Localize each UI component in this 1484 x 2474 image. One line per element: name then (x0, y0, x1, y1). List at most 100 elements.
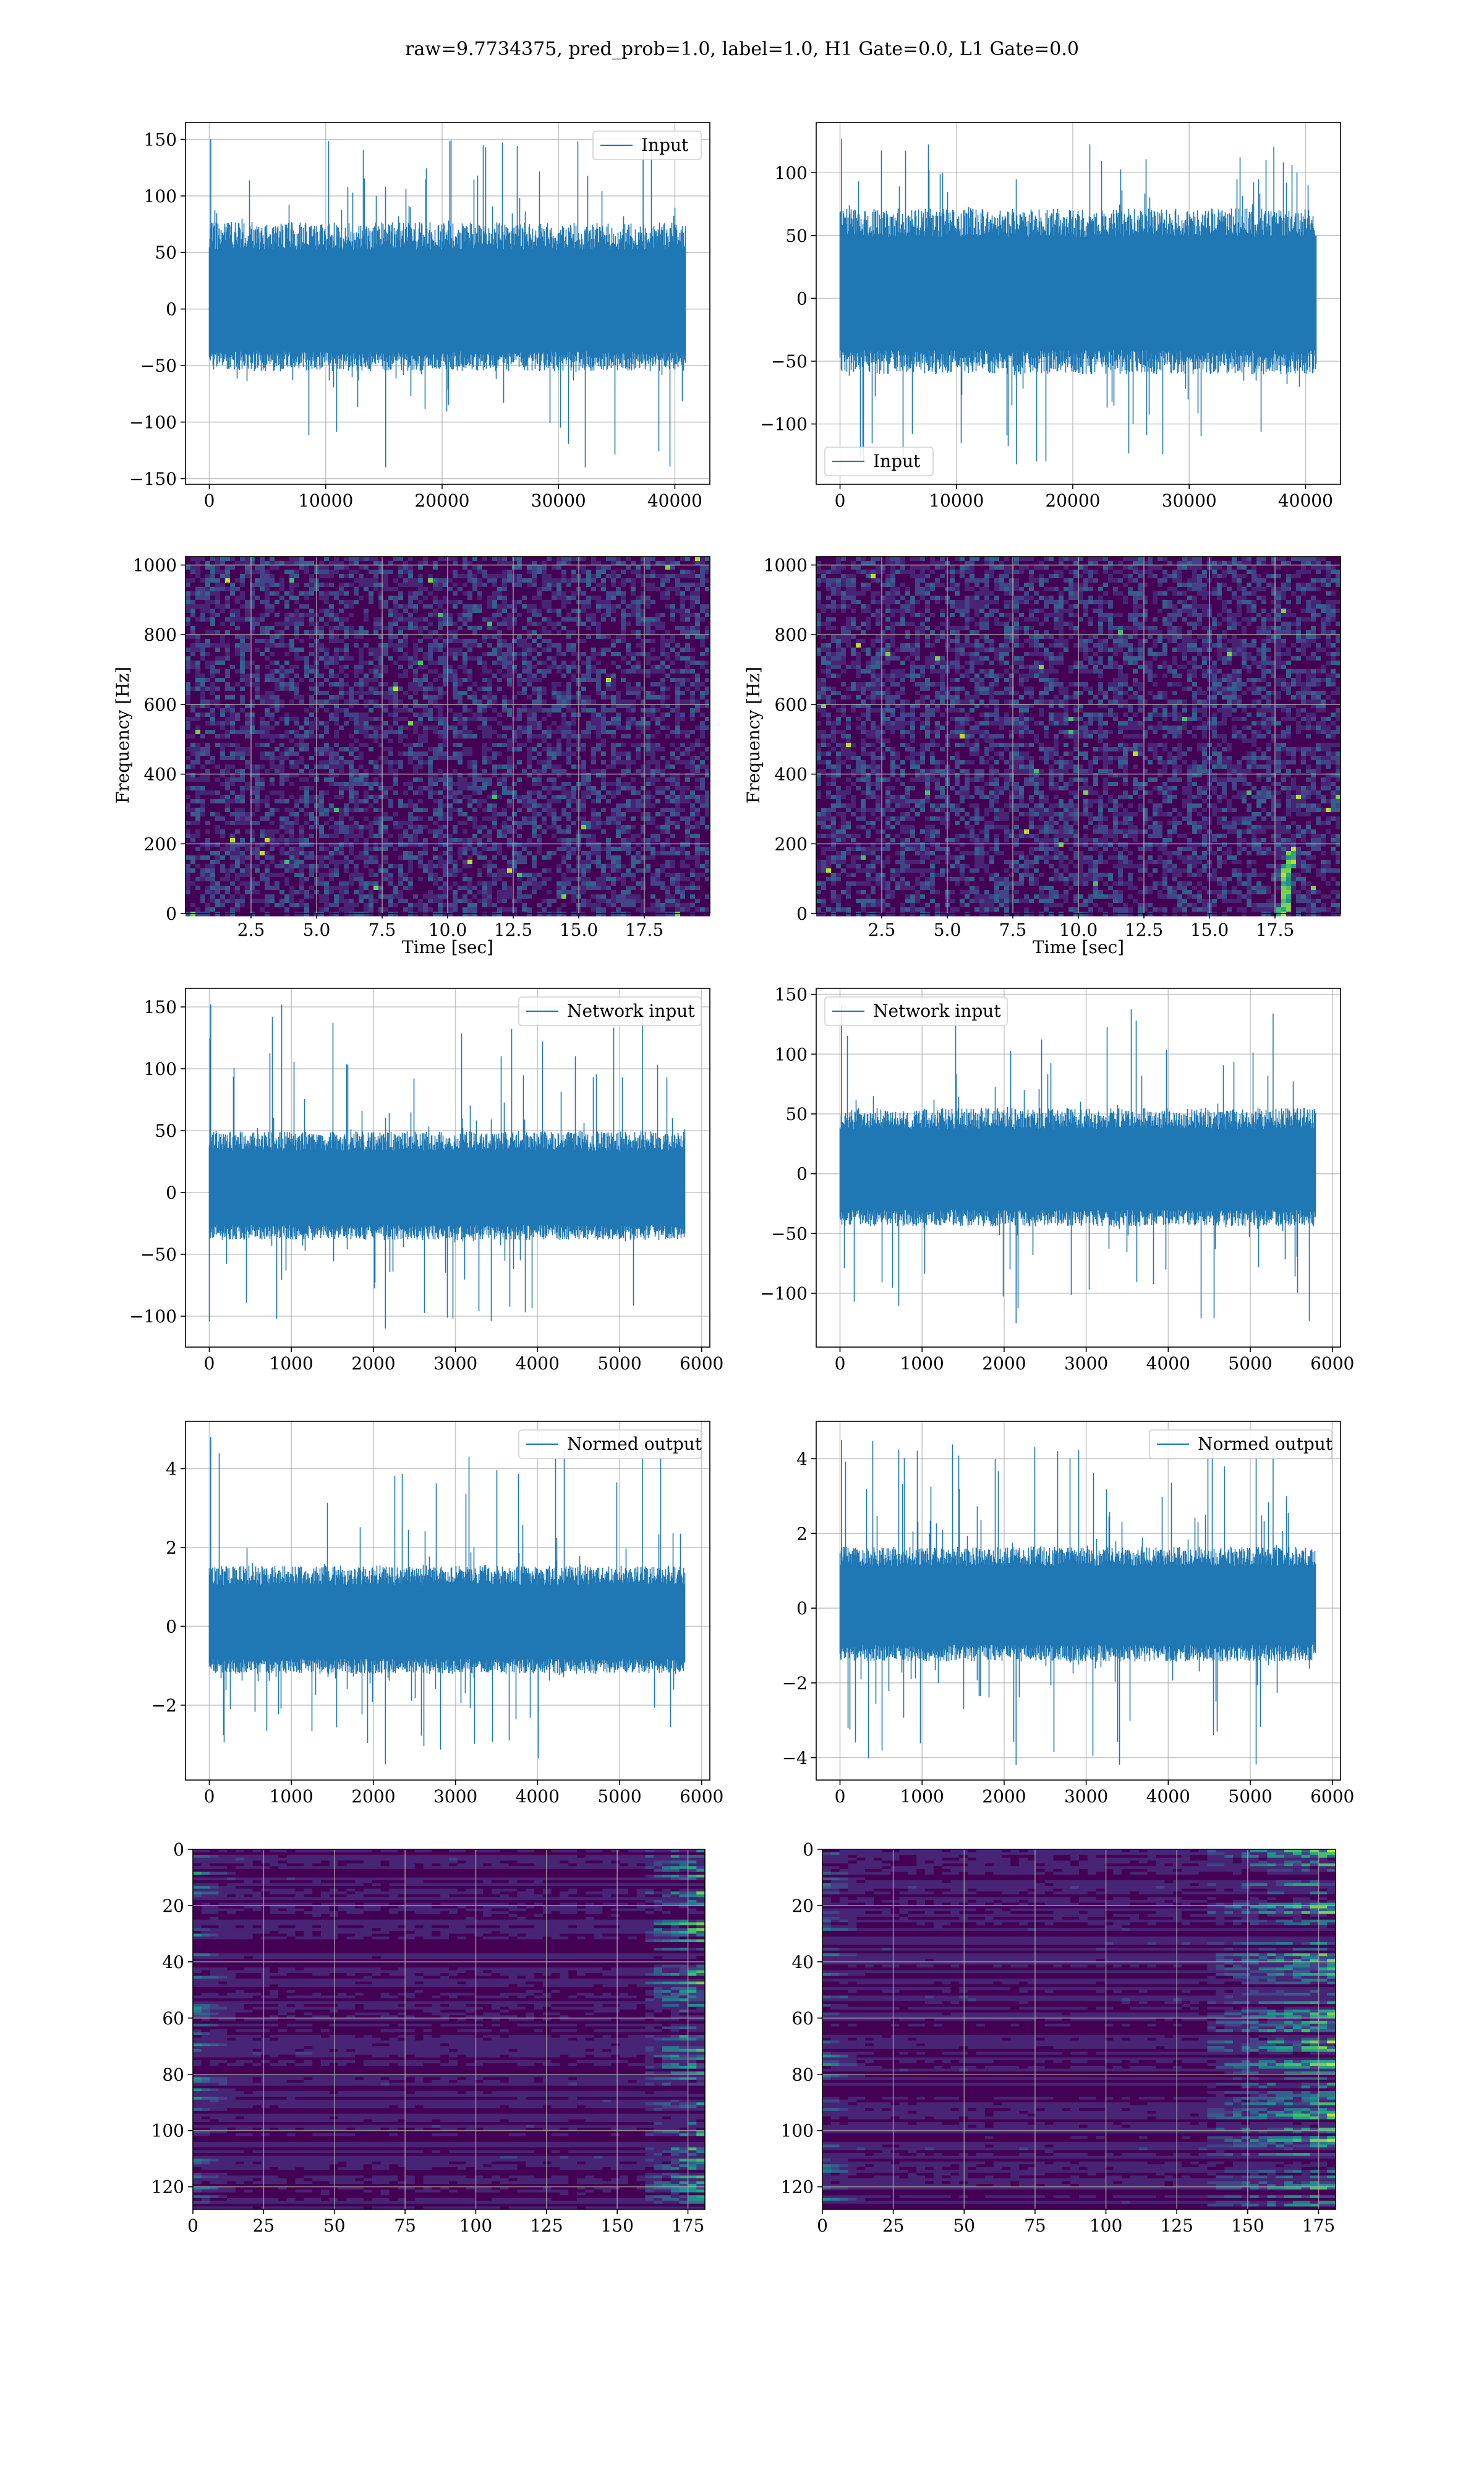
series-line (210, 1437, 685, 1765)
y-tick-label: 20 (162, 1896, 184, 1916)
y-tick-label: −100 (129, 412, 177, 432)
x-tick-label: 17.5 (1256, 920, 1294, 940)
x-tick-label: 0 (204, 490, 215, 511)
y-tick-label: 50 (785, 1104, 808, 1124)
x-tick-label: 75 (394, 2215, 416, 2236)
x-tick-label: 6000 (1310, 1353, 1354, 1374)
x-tick-label: 0 (835, 1353, 846, 1374)
x-tick-label: 175 (672, 2215, 704, 2236)
x-tick-label: 4000 (516, 1353, 560, 1374)
legend-label: Network input (567, 1001, 695, 1021)
series-line (210, 139, 686, 467)
legend-label: Input (873, 451, 921, 471)
y-tick-label: 0 (166, 904, 177, 924)
y-tick-label: 2 (166, 1538, 177, 1558)
x-tick-label: 100 (1090, 2215, 1122, 2236)
legend-label: Normed output (567, 1434, 702, 1454)
y-tick-label: −2 (151, 1695, 177, 1716)
x-tick-label: 50 (323, 2215, 346, 2236)
y-tick-label: −100 (760, 1283, 808, 1304)
x-tick-label: 2000 (982, 1353, 1026, 1374)
y-tick-label: 50 (785, 226, 808, 246)
series-line (840, 1005, 1316, 1323)
panel-spectrogram-h1: 2.5 5.0 7.5 10.0 12.5 15.0 17.5020040060080010… (113, 555, 710, 957)
y-tick-label: 100 (775, 163, 808, 183)
y-tick-label: 1000 (133, 555, 177, 576)
series-line (210, 1004, 685, 1329)
x-tick-label: 2000 (351, 1786, 395, 1807)
y-tick-label: 800 (144, 625, 177, 645)
y-tick-label: 150 (144, 129, 177, 150)
x-axis-label: Time [sec] (402, 937, 493, 957)
x-tick-label: 2000 (982, 1786, 1026, 1807)
y-tick-label: 80 (162, 2065, 184, 2085)
x-tick-label: 50 (953, 2215, 975, 2236)
x-tick-label: 10000 (298, 490, 353, 511)
x-tick-label: 125 (530, 2215, 563, 2236)
x-tick-label: 125 (1160, 2215, 1193, 2236)
x-tick-label: 1000 (900, 1353, 944, 1374)
x-tick-label: 0 (817, 2215, 828, 2236)
x-tick-label: 175 (1302, 2215, 1335, 2236)
x-tick-label: 150 (1231, 2215, 1264, 2236)
y-tick-label: 60 (162, 2008, 184, 2029)
legend-label: Network input (873, 1001, 1001, 1021)
y-tick-label: −50 (771, 1223, 808, 1244)
x-tick-label: 7.5 (369, 920, 396, 940)
x-tick-label: 75 (1024, 2215, 1046, 2236)
y-tick-label: 0 (796, 1598, 808, 1619)
legend-label: Input (641, 135, 689, 155)
x-tick-label: 5.0 (303, 920, 331, 940)
x-tick-label: 40000 (647, 490, 702, 511)
y-tick-label: 0 (166, 1183, 177, 1203)
y-axis-label: Frequency [Hz] (113, 667, 133, 803)
y-tick-label: 400 (775, 764, 808, 785)
x-tick-label: 0 (204, 1353, 215, 1374)
y-tick-label: −100 (129, 1306, 177, 1327)
x-tick-label: 2.5 (237, 920, 265, 940)
y-tick-label: 80 (791, 2065, 814, 2085)
y-tick-label: −150 (129, 469, 177, 489)
y-tick-label: 0 (796, 1164, 808, 1184)
y-tick-label: 100 (144, 1059, 177, 1079)
panel-input-h1: 0 10000 20000 30000 40000−150−100−5005010015… (129, 122, 710, 511)
x-tick-label: 12.5 (494, 920, 532, 940)
y-tick-label: 120 (781, 2177, 814, 2198)
y-tick-label: 400 (144, 764, 177, 785)
x-tick-label: 25 (882, 2215, 905, 2236)
y-tick-label: 4 (796, 1449, 808, 1469)
y-tick-label: 0 (166, 1616, 177, 1637)
x-tick-label: 2000 (351, 1353, 395, 1374)
y-tick-label: 100 (151, 2121, 184, 2141)
x-tick-label: 0 (835, 490, 846, 511)
x-tick-label: 6000 (680, 1786, 723, 1807)
x-axis-label: Time [sec] (1033, 937, 1124, 957)
heatmap-cells (193, 1849, 706, 2210)
x-tick-label: 5000 (597, 1353, 641, 1374)
y-tick-label: 0 (173, 1839, 184, 1860)
x-tick-label: 15.0 (1190, 920, 1229, 940)
x-tick-label: 6000 (1310, 1786, 1354, 1807)
x-tick-label: 30000 (531, 490, 586, 511)
x-tick-label: 3000 (433, 1353, 477, 1374)
x-tick-label: 1000 (900, 1786, 944, 1807)
x-tick-label: 40000 (1278, 490, 1333, 511)
x-tick-label: 3000 (1064, 1353, 1108, 1374)
y-tick-label: 200 (775, 834, 808, 854)
y-tick-label: 120 (151, 2177, 184, 2198)
x-tick-label: 17.5 (625, 920, 663, 940)
x-tick-label: 20000 (1045, 490, 1100, 511)
y-tick-label: 200 (144, 834, 177, 854)
y-tick-label: 150 (144, 997, 177, 1017)
y-tick-label: 40 (162, 1952, 184, 1972)
heatmap-cells (822, 1849, 1336, 2210)
x-tick-label: 3000 (1064, 1786, 1108, 1807)
y-tick-label: 20 (791, 1896, 814, 1916)
y-tick-label: 60 (791, 2008, 814, 2029)
y-tick-label: 100 (144, 186, 177, 207)
y-tick-label: 100 (781, 2121, 814, 2141)
x-tick-label: 150 (600, 2215, 633, 2236)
════
## TASK PROMPT
Copy out the records, replacing every "legend-label" with "legend-text" and changing nothing else. Leave the pictures out of your copy.

## FULL SOLUTION
Localize each UI component in this 1484 x 2474 image. One line per element: name then (x0, y0, x1, y1). List at most 100 elements.
series-line (210, 1437, 685, 1765)
y-tick-label: 20 (162, 1896, 184, 1916)
y-tick-label: −100 (129, 412, 177, 432)
x-tick-label: 17.5 (1256, 920, 1294, 940)
x-tick-label: 0 (204, 490, 215, 511)
y-tick-label: 50 (785, 1104, 808, 1124)
x-tick-label: 75 (394, 2215, 416, 2236)
x-tick-label: 6000 (1310, 1353, 1354, 1374)
x-tick-label: 0 (835, 1353, 846, 1374)
x-tick-label: 175 (672, 2215, 704, 2236)
x-tick-label: 4000 (516, 1353, 560, 1374)
legend-text: Network input (567, 1001, 695, 1021)
series-line (210, 139, 686, 467)
legend-text: Input (873, 451, 921, 471)
y-tick-label: 0 (166, 904, 177, 924)
y-tick-label: 2 (166, 1538, 177, 1558)
x-tick-label: 100 (1090, 2215, 1122, 2236)
legend-text: Normed output (567, 1434, 702, 1454)
y-tick-label: −2 (151, 1695, 177, 1716)
x-tick-label: 50 (323, 2215, 346, 2236)
y-tick-label: −100 (760, 1283, 808, 1304)
x-tick-label: 2000 (982, 1353, 1026, 1374)
y-tick-label: 50 (785, 226, 808, 246)
series-line (840, 1005, 1316, 1323)
panel-spectrogram-h1: 2.5 5.0 7.5 10.0 12.5 15.0 17.5020040060080010… (113, 555, 710, 957)
y-tick-label: 100 (775, 163, 808, 183)
y-tick-label: 1000 (133, 555, 177, 576)
series-line (210, 1004, 685, 1329)
x-tick-label: 2000 (351, 1786, 395, 1807)
y-tick-label: 800 (144, 625, 177, 645)
y-tick-label: 150 (144, 129, 177, 150)
x-axis-label: Time [sec] (402, 937, 493, 957)
x-tick-label: 2000 (982, 1786, 1026, 1807)
y-tick-label: 80 (162, 2065, 184, 2085)
x-tick-label: 50 (953, 2215, 975, 2236)
x-tick-label: 10000 (298, 490, 353, 511)
x-tick-label: 125 (530, 2215, 563, 2236)
x-tick-label: 125 (1160, 2215, 1193, 2236)
x-tick-label: 1000 (900, 1353, 944, 1374)
x-tick-label: 0 (817, 2215, 828, 2236)
x-tick-label: 175 (1302, 2215, 1335, 2236)
x-tick-label: 150 (1231, 2215, 1264, 2236)
y-tick-label: 60 (162, 2008, 184, 2029)
legend-text: Network input (873, 1001, 1001, 1021)
y-tick-label: −50 (771, 1223, 808, 1244)
x-tick-label: 7.5 (369, 920, 396, 940)
x-tick-label: 75 (1024, 2215, 1046, 2236)
y-tick-label: 0 (796, 1598, 808, 1619)
legend-text: Input (641, 135, 689, 155)
x-tick-label: 5.0 (303, 920, 331, 940)
x-tick-label: 40000 (647, 490, 702, 511)
y-tick-label: 0 (166, 1183, 177, 1203)
y-axis-label: Frequency [Hz] (113, 667, 133, 803)
y-tick-label: 400 (775, 764, 808, 785)
x-tick-label: 0 (204, 1353, 215, 1374)
y-tick-label: −100 (129, 1306, 177, 1327)
x-tick-label: 2.5 (237, 920, 265, 940)
y-tick-label: 80 (791, 2065, 814, 2085)
y-tick-label: −150 (129, 469, 177, 489)
y-tick-label: 0 (796, 1164, 808, 1184)
y-tick-label: 100 (144, 1059, 177, 1079)
panel-input-h1: 0 10000 20000 30000 40000−150−100−5005010015… (129, 122, 710, 511)
x-tick-label: 12.5 (494, 920, 532, 940)
y-tick-label: 120 (781, 2177, 814, 2198)
y-tick-label: 400 (144, 764, 177, 785)
x-tick-label: 25 (882, 2215, 905, 2236)
y-tick-label: 4 (796, 1449, 808, 1469)
y-tick-label: 0 (166, 1616, 177, 1637)
x-tick-label: 2000 (351, 1353, 395, 1374)
y-tick-label: 100 (151, 2121, 184, 2141)
x-tick-label: 0 (835, 490, 846, 511)
x-tick-label: 6000 (680, 1786, 723, 1807)
x-axis-label: Time [sec] (1033, 937, 1124, 957)
heatmap-cells (193, 1849, 706, 2210)
x-tick-label: 5000 (597, 1353, 641, 1374)
y-tick-label: 0 (173, 1839, 184, 1860)
x-tick-label: 15.0 (1190, 920, 1229, 940)
x-tick-label: 6000 (1310, 1786, 1354, 1807)
x-tick-label: 30000 (531, 490, 586, 511)
x-tick-label: 3000 (433, 1353, 477, 1374)
x-tick-label: 1000 (900, 1786, 944, 1807)
x-tick-label: 40000 (1278, 490, 1333, 511)
x-tick-label: 3000 (1064, 1353, 1108, 1374)
y-tick-label: 200 (775, 834, 808, 854)
y-tick-label: 120 (151, 2177, 184, 2198)
x-tick-label: 17.5 (625, 920, 663, 940)
x-tick-label: 20000 (1045, 490, 1100, 511)
y-tick-label: 200 (144, 834, 177, 854)
y-tick-label: 150 (144, 997, 177, 1017)
y-tick-label: 40 (162, 1952, 184, 1972)
heatmap-cells (822, 1849, 1336, 2210)
x-tick-label: 3000 (1064, 1786, 1108, 1807)
y-tick-label: 20 (791, 1896, 814, 1916)
y-tick-label: 60 (791, 2008, 814, 2029)
y-tick-label: 100 (144, 186, 177, 207)
y-tick-label: 100 (781, 2121, 814, 2141)
x-tick-label: 150 (600, 2215, 633, 2236)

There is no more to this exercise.